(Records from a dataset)
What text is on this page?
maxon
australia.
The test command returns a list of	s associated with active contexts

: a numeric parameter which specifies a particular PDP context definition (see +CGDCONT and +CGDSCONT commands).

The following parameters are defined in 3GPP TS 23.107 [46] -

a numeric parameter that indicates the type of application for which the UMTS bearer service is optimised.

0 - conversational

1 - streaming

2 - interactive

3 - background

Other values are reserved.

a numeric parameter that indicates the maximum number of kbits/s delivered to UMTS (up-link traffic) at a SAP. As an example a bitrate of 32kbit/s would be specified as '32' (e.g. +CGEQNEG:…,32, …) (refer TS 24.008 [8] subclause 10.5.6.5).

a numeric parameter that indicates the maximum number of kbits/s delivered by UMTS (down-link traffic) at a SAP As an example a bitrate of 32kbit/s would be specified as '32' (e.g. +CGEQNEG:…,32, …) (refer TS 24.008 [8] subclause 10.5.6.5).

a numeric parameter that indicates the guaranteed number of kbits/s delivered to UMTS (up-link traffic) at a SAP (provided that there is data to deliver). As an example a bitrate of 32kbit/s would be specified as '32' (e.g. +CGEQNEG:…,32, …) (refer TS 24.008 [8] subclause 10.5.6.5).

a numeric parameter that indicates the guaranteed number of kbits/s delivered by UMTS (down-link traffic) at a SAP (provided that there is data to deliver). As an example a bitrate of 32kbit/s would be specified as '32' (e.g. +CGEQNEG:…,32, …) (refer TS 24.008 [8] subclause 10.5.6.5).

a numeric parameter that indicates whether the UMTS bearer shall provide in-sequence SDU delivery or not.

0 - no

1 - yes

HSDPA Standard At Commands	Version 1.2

— WHAT TO DO —
Your task is to repeat every line exactly.

— COMPLETED TASK —
What text is on this page?
maxon
australia.
The test command returns a list of	s associated with active contexts

: a numeric parameter which specifies a particular PDP context definition (see +CGDCONT and +CGDSCONT commands).

The following parameters are defined in 3GPP TS 23.107 [46] -

a numeric parameter that indicates the type of application for which the UMTS bearer service is optimised.

0 - conversational

1 - streaming

2 - interactive

3 - background

Other values are reserved.

a numeric parameter that indicates the maximum number of kbits/s delivered to UMTS (up-link traffic) at a SAP. As an example a bitrate of 32kbit/s would be specified as '32' (e.g. +CGEQNEG:…,32, …) (refer TS 24.008 [8] subclause 10.5.6.5).

a numeric parameter that indicates the maximum number of kbits/s delivered by UMTS (down-link traffic) at a SAP As an example a bitrate of 32kbit/s would be specified as '32' (e.g. +CGEQNEG:…,32, …) (refer TS 24.008 [8] subclause 10.5.6.5).

a numeric parameter that indicates the guaranteed number of kbits/s delivered to UMTS (up-link traffic) at a SAP (provided that there is data to deliver). As an example a bitrate of 32kbit/s would be specified as '32' (e.g. +CGEQNEG:…,32, …) (refer TS 24.008 [8] subclause 10.5.6.5).

a numeric parameter that indicates the guaranteed number of kbits/s delivered by UMTS (down-link traffic) at a SAP (provided that there is data to deliver). As an example a bitrate of 32kbit/s would be specified as '32' (e.g. +CGEQNEG:…,32, …) (refer TS 24.008 [8] subclause 10.5.6.5).

a numeric parameter that indicates whether the UMTS bearer shall provide in-sequence SDU delivery or not.

0 - no

1 - yes

HSDPA Standard At Commands	Version 1.2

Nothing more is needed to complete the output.